> _Task requirements_: Give back every line exactly as it appears, pictures excluded.

** Begin Extracted information **

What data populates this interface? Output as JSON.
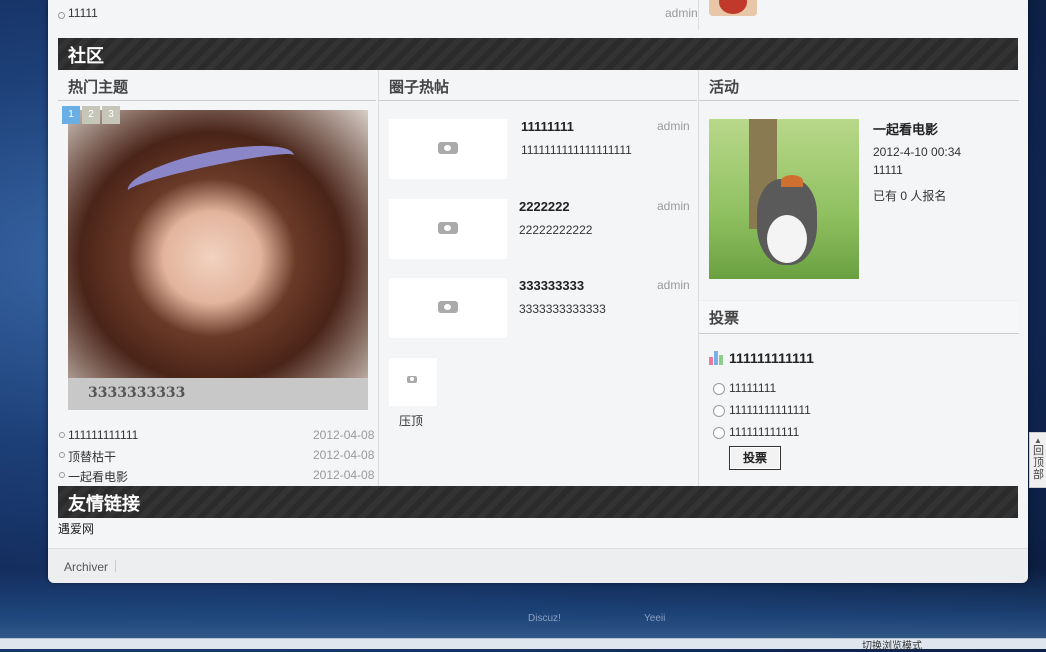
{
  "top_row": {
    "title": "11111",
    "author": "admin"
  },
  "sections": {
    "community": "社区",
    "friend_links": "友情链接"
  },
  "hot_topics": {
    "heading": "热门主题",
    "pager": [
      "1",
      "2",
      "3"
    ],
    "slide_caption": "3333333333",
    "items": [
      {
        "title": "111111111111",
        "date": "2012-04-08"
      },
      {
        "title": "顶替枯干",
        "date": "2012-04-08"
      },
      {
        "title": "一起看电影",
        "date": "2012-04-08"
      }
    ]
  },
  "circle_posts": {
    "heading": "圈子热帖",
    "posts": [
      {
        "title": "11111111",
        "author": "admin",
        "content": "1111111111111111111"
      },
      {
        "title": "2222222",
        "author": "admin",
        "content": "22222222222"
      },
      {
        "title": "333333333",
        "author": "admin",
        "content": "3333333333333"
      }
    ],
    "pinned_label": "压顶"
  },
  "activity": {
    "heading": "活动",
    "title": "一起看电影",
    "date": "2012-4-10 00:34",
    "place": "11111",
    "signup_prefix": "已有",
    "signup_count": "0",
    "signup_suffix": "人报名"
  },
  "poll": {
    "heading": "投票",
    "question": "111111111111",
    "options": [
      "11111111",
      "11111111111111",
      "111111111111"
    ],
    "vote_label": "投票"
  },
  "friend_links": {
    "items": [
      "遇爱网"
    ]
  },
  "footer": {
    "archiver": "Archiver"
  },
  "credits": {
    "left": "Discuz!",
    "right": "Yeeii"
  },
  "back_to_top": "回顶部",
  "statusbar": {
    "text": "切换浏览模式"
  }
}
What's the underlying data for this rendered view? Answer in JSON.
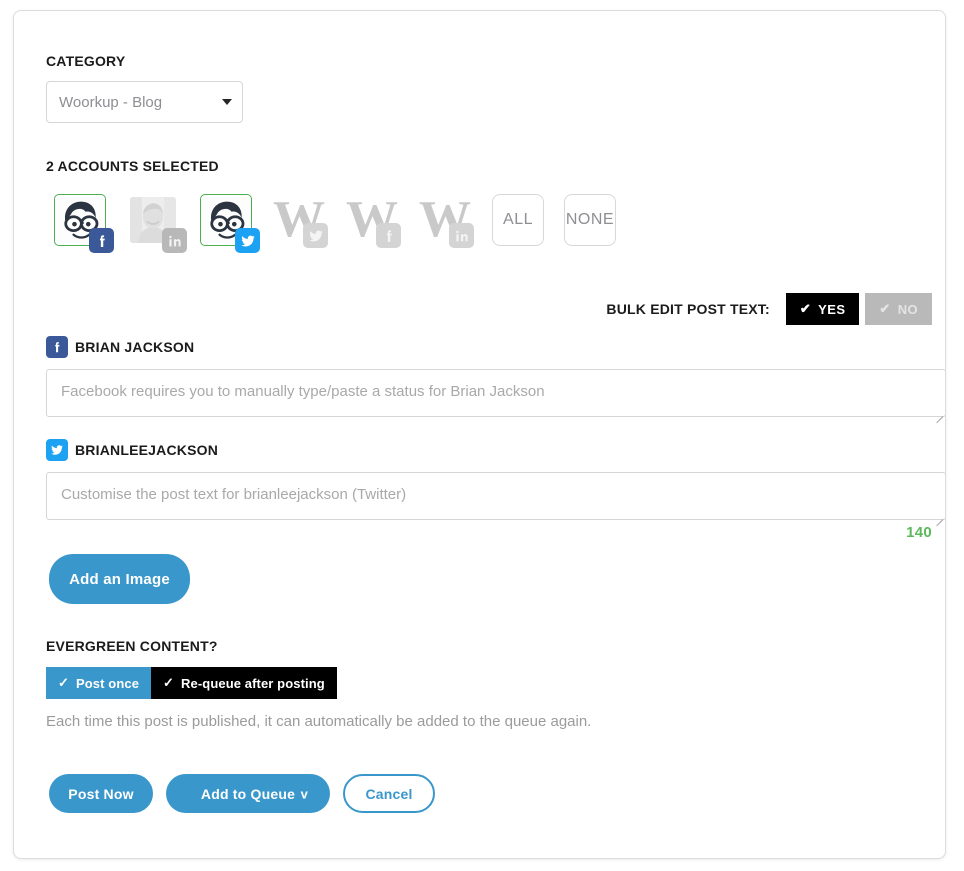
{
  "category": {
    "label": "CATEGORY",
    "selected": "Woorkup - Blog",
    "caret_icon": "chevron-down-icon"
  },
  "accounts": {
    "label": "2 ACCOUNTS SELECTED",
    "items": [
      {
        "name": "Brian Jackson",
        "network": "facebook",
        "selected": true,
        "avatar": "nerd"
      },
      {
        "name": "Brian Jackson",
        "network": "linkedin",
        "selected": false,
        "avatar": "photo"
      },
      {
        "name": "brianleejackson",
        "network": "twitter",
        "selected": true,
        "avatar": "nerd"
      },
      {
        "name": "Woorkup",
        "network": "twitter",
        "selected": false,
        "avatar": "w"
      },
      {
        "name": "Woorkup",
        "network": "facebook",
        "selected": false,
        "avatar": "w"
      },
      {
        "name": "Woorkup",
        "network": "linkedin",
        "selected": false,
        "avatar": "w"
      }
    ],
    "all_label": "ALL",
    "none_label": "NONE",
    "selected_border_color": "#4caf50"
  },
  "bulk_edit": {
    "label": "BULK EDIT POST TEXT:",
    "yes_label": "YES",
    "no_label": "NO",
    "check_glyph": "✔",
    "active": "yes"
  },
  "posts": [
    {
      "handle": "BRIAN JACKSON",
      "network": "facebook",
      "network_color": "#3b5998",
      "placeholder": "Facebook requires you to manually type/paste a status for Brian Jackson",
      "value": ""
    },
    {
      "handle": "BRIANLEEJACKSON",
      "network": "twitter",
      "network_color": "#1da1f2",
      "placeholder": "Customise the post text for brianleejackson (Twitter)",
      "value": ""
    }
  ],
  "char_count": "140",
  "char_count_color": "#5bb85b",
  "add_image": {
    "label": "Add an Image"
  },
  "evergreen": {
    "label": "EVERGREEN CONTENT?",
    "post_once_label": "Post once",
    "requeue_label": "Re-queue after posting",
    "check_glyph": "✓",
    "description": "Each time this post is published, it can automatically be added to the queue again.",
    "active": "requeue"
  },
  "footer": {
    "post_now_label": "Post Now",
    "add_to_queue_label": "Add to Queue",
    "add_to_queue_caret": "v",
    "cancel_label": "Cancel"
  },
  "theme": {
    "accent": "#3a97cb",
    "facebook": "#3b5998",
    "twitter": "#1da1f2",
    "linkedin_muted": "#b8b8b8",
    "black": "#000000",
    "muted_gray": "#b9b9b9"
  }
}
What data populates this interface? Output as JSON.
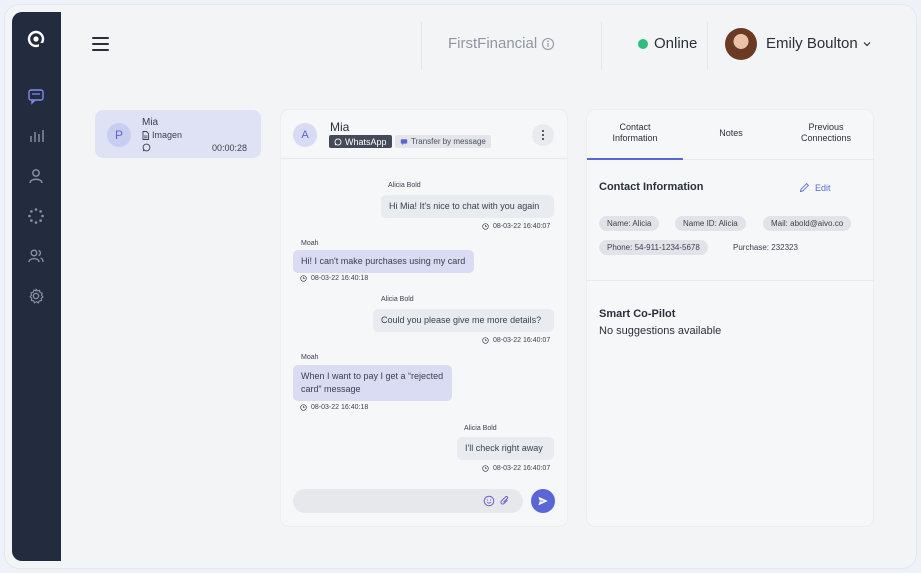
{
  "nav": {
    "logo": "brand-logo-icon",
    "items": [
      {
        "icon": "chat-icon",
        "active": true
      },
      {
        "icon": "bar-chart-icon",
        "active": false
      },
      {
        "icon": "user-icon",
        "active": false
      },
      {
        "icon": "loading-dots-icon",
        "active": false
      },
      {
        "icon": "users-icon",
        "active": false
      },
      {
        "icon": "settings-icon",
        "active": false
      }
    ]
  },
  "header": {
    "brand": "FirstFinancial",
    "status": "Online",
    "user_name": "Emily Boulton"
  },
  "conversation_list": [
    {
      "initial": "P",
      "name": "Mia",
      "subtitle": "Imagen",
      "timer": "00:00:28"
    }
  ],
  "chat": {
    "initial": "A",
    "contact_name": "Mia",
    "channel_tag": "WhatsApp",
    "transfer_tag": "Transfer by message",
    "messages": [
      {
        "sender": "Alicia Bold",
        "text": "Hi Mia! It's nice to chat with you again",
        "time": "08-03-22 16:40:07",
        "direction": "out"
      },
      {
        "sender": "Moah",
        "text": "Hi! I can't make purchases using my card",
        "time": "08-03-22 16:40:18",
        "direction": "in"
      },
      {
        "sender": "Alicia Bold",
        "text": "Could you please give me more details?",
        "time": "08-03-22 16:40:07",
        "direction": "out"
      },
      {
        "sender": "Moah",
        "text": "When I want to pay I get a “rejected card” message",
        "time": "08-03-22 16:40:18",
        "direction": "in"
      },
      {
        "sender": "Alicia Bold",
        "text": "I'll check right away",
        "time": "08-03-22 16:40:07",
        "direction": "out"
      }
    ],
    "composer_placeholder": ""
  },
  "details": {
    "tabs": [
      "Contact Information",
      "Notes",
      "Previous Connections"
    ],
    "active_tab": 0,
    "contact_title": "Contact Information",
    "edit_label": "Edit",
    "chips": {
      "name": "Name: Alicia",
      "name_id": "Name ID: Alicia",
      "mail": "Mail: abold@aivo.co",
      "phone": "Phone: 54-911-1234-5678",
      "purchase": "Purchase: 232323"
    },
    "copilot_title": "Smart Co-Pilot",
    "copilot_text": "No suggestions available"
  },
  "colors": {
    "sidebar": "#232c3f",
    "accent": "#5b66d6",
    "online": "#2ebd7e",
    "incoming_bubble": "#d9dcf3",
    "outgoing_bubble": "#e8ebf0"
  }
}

** End Extracted information **

> _Task answer_:
What data populates this interface? Output as JSON.
{
  "top_row": {
    "title": "11111",
    "author": "admin"
  },
  "sections": {
    "community": "社区",
    "friend_links": "友情链接"
  },
  "hot_topics": {
    "heading": "热门主题",
    "pager": [
      "1",
      "2",
      "3"
    ],
    "slide_caption": "3333333333",
    "items": [
      {
        "title": "111111111111",
        "date": "2012-04-08"
      },
      {
        "title": "顶替枯干",
        "date": "2012-04-08"
      },
      {
        "title": "一起看电影",
        "date": "2012-04-08"
      }
    ]
  },
  "circle_posts": {
    "heading": "圈子热帖",
    "posts": [
      {
        "title": "11111111",
        "author": "admin",
        "content": "1111111111111111111"
      },
      {
        "title": "2222222",
        "author": "admin",
        "content": "22222222222"
      },
      {
        "title": "333333333",
        "author": "admin",
        "content": "3333333333333"
      }
    ],
    "pinned_label": "压顶"
  },
  "activity": {
    "heading": "活动",
    "title": "一起看电影",
    "date": "2012-4-10 00:34",
    "place": "11111",
    "signup_prefix": "已有",
    "signup_count": "0",
    "signup_suffix": "人报名"
  },
  "poll": {
    "heading": "投票",
    "question": "111111111111",
    "options": [
      "11111111",
      "11111111111111",
      "111111111111"
    ],
    "vote_label": "投票"
  },
  "friend_links": {
    "items": [
      "遇爱网"
    ]
  },
  "footer": {
    "archiver": "Archiver"
  },
  "credits": {
    "left": "Discuz!",
    "right": "Yeeii"
  },
  "back_to_top": "回顶部",
  "statusbar": {
    "text": "切换浏览模式"
  }
}
What's the underlying data for this rendered view? Answer in JSON.
{
  "category": {
    "label": "CATEGORY",
    "selected": "Woorkup - Blog",
    "caret_icon": "chevron-down-icon"
  },
  "accounts": {
    "label": "2 ACCOUNTS SELECTED",
    "items": [
      {
        "name": "Brian Jackson",
        "network": "facebook",
        "selected": true,
        "avatar": "nerd"
      },
      {
        "name": "Brian Jackson",
        "network": "linkedin",
        "selected": false,
        "avatar": "photo"
      },
      {
        "name": "brianleejackson",
        "network": "twitter",
        "selected": true,
        "avatar": "nerd"
      },
      {
        "name": "Woorkup",
        "network": "twitter",
        "selected": false,
        "avatar": "w"
      },
      {
        "name": "Woorkup",
        "network": "facebook",
        "selected": false,
        "avatar": "w"
      },
      {
        "name": "Woorkup",
        "network": "linkedin",
        "selected": false,
        "avatar": "w"
      }
    ],
    "all_label": "ALL",
    "none_label": "NONE",
    "selected_border_color": "#4caf50"
  },
  "bulk_edit": {
    "label": "BULK EDIT POST TEXT:",
    "yes_label": "YES",
    "no_label": "NO",
    "check_glyph": "✔",
    "active": "yes"
  },
  "posts": [
    {
      "handle": "BRIAN JACKSON",
      "network": "facebook",
      "network_color": "#3b5998",
      "placeholder": "Facebook requires you to manually type/paste a status for Brian Jackson",
      "value": ""
    },
    {
      "handle": "BRIANLEEJACKSON",
      "network": "twitter",
      "network_color": "#1da1f2",
      "placeholder": "Customise the post text for brianleejackson (Twitter)",
      "value": ""
    }
  ],
  "char_count": "140",
  "char_count_color": "#5bb85b",
  "add_image": {
    "label": "Add an Image"
  },
  "evergreen": {
    "label": "EVERGREEN CONTENT?",
    "post_once_label": "Post once",
    "requeue_label": "Re-queue after posting",
    "check_glyph": "✓",
    "description": "Each time this post is published, it can automatically be added to the queue again.",
    "active": "requeue"
  },
  "footer": {
    "post_now_label": "Post Now",
    "add_to_queue_label": "Add to Queue",
    "add_to_queue_caret": "v",
    "cancel_label": "Cancel"
  },
  "theme": {
    "accent": "#3a97cb",
    "facebook": "#3b5998",
    "twitter": "#1da1f2",
    "linkedin_muted": "#b8b8b8",
    "black": "#000000",
    "muted_gray": "#b9b9b9"
  }
}
What data populates this interface? Output as JSON.
{
  "nav": {
    "logo": "brand-logo-icon",
    "items": [
      {
        "icon": "chat-icon",
        "active": true
      },
      {
        "icon": "bar-chart-icon",
        "active": false
      },
      {
        "icon": "user-icon",
        "active": false
      },
      {
        "icon": "loading-dots-icon",
        "active": false
      },
      {
        "icon": "users-icon",
        "active": false
      },
      {
        "icon": "settings-icon",
        "active": false
      }
    ]
  },
  "header": {
    "brand": "FirstFinancial",
    "status": "Online",
    "user_name": "Emily Boulton"
  },
  "conversation_list": [
    {
      "initial": "P",
      "name": "Mia",
      "subtitle": "Imagen",
      "timer": "00:00:28"
    }
  ],
  "chat": {
    "initial": "A",
    "contact_name": "Mia",
    "channel_tag": "WhatsApp",
    "transfer_tag": "Transfer by message",
    "messages": [
      {
        "sender": "Alicia Bold",
        "text": "Hi Mia! It's nice to chat with you again",
        "time": "08-03-22 16:40:07",
        "direction": "out"
      },
      {
        "sender": "Moah",
        "text": "Hi! I can't make purchases using my card",
        "time": "08-03-22 16:40:18",
        "direction": "in"
      },
      {
        "sender": "Alicia Bold",
        "text": "Could you please give me more details?",
        "time": "08-03-22 16:40:07",
        "direction": "out"
      },
      {
        "sender": "Moah",
        "text": "When I want to pay I get a “rejected card” message",
        "time": "08-03-22 16:40:18",
        "direction": "in"
      },
      {
        "sender": "Alicia Bold",
        "text": "I'll check right away",
        "time": "08-03-22 16:40:07",
        "direction": "out"
      }
    ],
    "composer_placeholder": ""
  },
  "details": {
    "tabs": [
      "Contact Information",
      "Notes",
      "Previous Connections"
    ],
    "active_tab": 0,
    "contact_title": "Contact Information",
    "edit_label": "Edit",
    "chips": {
      "name": "Name: Alicia",
      "name_id": "Name ID: Alicia",
      "mail": "Mail: abold@aivo.co",
      "phone": "Phone: 54-911-1234-5678",
      "purchase": "Purchase: 232323"
    },
    "copilot_title": "Smart Co-Pilot",
    "copilot_text": "No suggestions available"
  },
  "colors": {
    "sidebar": "#232c3f",
    "accent": "#5b66d6",
    "online": "#2ebd7e",
    "incoming_bubble": "#d9dcf3",
    "outgoing_bubble": "#e8ebf0"
  }
}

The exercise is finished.